[THE PROBLEM]
Print the lines from the start of the records up to and including the line with "- band: [513, 326, 529, 334]", copying each one exactly.

Spatial layout entries:
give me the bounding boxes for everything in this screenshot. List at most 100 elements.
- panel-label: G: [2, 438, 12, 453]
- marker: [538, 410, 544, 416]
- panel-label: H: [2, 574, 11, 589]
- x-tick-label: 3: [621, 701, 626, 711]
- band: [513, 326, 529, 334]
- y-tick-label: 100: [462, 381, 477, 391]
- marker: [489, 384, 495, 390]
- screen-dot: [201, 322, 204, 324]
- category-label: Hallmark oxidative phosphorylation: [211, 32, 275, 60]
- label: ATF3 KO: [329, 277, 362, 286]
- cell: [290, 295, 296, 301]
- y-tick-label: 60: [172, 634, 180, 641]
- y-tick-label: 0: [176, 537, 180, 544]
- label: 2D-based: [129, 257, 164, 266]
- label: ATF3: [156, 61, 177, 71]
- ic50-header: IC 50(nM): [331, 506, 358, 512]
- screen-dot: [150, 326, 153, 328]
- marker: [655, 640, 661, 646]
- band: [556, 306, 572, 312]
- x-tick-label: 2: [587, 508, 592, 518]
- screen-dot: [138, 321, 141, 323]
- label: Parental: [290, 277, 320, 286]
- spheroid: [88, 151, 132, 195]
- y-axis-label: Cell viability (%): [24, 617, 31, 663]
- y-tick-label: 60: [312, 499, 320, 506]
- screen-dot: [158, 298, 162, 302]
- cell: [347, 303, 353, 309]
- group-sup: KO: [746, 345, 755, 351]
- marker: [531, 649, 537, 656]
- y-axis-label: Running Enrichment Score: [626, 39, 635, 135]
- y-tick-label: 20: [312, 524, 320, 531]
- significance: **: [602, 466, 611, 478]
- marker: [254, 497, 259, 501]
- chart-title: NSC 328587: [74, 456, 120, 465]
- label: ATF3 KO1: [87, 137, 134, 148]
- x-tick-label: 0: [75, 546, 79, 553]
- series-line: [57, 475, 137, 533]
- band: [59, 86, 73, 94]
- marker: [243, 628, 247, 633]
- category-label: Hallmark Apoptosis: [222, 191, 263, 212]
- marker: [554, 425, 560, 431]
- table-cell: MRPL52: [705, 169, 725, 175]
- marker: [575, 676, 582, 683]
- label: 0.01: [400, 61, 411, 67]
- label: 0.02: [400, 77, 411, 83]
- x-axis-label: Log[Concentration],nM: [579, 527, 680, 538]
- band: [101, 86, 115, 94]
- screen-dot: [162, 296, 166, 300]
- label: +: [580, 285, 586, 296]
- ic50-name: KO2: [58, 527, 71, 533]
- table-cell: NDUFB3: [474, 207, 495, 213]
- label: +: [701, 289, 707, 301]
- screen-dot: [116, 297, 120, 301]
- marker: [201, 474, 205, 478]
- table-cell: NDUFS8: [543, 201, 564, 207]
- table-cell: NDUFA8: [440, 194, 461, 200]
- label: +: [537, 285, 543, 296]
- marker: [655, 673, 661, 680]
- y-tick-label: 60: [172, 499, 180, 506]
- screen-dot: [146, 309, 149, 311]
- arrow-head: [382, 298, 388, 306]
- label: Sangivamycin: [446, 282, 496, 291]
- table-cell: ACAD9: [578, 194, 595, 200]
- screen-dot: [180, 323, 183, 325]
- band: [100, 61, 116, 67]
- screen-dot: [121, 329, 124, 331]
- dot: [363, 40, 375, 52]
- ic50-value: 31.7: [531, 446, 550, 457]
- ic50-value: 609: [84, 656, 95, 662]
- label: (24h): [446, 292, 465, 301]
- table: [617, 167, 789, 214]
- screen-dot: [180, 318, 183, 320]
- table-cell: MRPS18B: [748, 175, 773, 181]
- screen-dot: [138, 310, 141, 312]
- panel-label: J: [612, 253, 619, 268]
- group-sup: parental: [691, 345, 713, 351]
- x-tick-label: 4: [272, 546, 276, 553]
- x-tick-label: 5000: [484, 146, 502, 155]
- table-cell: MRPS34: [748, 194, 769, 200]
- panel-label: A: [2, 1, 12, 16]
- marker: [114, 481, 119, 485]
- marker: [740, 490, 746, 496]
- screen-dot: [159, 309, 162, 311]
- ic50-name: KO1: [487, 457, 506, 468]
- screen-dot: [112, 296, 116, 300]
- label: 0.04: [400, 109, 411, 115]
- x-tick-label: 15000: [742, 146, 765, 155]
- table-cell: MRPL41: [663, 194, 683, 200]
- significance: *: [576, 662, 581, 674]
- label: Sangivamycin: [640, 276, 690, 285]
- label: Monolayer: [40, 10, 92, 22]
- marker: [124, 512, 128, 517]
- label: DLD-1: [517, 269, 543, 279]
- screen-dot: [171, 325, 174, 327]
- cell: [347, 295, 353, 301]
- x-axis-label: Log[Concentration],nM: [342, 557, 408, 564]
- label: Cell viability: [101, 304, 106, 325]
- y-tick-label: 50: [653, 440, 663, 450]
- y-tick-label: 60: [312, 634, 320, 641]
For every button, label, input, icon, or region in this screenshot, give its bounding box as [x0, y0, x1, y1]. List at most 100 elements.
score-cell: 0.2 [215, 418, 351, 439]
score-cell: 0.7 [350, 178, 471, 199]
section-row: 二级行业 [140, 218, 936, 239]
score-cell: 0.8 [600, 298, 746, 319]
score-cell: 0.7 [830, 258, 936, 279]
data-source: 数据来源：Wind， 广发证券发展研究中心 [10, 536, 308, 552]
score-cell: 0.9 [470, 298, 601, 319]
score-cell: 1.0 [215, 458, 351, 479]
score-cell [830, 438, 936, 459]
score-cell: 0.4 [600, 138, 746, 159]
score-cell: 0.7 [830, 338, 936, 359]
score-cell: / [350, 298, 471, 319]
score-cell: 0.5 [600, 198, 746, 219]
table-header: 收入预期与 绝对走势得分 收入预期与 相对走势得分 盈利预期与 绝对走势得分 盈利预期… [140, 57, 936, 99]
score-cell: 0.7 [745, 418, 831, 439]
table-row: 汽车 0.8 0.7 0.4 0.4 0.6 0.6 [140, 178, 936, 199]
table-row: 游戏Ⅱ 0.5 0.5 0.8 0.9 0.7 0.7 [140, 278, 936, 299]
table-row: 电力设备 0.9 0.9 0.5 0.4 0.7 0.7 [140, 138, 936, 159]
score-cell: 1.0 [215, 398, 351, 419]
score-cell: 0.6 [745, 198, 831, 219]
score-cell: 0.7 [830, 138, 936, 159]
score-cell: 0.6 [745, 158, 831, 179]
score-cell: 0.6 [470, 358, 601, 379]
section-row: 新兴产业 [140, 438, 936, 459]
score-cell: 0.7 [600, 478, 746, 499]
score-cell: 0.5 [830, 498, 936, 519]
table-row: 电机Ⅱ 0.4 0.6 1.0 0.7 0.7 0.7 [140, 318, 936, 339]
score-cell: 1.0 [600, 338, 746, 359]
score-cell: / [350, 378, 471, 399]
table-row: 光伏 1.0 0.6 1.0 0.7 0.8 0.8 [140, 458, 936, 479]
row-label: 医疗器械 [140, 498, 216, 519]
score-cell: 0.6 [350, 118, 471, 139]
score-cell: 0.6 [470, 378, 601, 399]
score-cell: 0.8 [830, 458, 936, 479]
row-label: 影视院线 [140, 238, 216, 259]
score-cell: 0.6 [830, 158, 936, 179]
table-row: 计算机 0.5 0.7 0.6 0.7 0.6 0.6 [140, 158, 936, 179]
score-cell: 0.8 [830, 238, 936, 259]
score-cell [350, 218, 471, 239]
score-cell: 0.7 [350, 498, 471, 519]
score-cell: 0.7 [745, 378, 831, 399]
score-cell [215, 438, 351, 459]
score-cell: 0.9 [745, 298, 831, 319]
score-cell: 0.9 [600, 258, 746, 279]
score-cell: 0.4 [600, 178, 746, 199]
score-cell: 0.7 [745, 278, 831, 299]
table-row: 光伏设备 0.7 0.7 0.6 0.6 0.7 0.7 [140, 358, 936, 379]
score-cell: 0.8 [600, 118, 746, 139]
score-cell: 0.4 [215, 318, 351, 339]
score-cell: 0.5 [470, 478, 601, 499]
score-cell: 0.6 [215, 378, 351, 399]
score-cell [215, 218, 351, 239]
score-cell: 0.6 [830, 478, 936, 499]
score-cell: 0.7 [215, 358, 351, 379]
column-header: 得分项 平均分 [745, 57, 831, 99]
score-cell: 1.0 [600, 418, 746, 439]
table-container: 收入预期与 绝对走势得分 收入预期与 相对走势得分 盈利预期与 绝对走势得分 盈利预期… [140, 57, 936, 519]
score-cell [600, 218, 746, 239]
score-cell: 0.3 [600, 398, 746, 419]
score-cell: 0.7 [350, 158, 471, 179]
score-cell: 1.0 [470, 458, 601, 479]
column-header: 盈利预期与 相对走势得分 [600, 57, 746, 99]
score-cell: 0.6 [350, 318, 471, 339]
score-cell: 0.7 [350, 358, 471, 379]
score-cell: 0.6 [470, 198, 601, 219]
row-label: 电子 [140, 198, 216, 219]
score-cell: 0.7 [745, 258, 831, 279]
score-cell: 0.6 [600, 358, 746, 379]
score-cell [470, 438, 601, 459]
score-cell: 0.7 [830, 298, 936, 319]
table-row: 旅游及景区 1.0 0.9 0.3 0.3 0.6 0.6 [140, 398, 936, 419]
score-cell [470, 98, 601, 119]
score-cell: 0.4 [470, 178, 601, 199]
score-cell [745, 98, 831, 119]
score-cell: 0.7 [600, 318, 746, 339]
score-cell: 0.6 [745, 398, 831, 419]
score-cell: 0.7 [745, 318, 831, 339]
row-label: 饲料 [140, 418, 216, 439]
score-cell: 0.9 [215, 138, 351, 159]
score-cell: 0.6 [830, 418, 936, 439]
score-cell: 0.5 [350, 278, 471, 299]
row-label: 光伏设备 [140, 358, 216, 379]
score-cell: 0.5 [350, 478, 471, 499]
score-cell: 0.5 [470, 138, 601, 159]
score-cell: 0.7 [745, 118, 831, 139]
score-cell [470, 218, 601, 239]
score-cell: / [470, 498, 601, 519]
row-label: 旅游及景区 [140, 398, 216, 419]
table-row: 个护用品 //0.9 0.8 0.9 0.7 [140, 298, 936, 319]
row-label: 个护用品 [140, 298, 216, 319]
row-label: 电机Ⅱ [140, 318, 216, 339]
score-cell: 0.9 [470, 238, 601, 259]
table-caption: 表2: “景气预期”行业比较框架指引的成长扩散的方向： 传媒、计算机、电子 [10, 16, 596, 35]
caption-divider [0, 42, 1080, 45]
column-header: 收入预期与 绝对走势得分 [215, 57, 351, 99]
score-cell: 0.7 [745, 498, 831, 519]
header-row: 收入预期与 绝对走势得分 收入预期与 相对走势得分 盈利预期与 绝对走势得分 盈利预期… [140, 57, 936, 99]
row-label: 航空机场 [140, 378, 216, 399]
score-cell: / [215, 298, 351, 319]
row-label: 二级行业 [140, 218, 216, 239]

[WRITTEN SOLUTION]
give me the bounding boxes for everything in this screenshot. List at most 100 elements.
- panel-label: G: [2, 438, 12, 453]
- marker: [538, 410, 544, 416]
- panel-label: H: [2, 574, 11, 589]
- x-tick-label: 3: [621, 701, 626, 711]
- band: [513, 326, 529, 334]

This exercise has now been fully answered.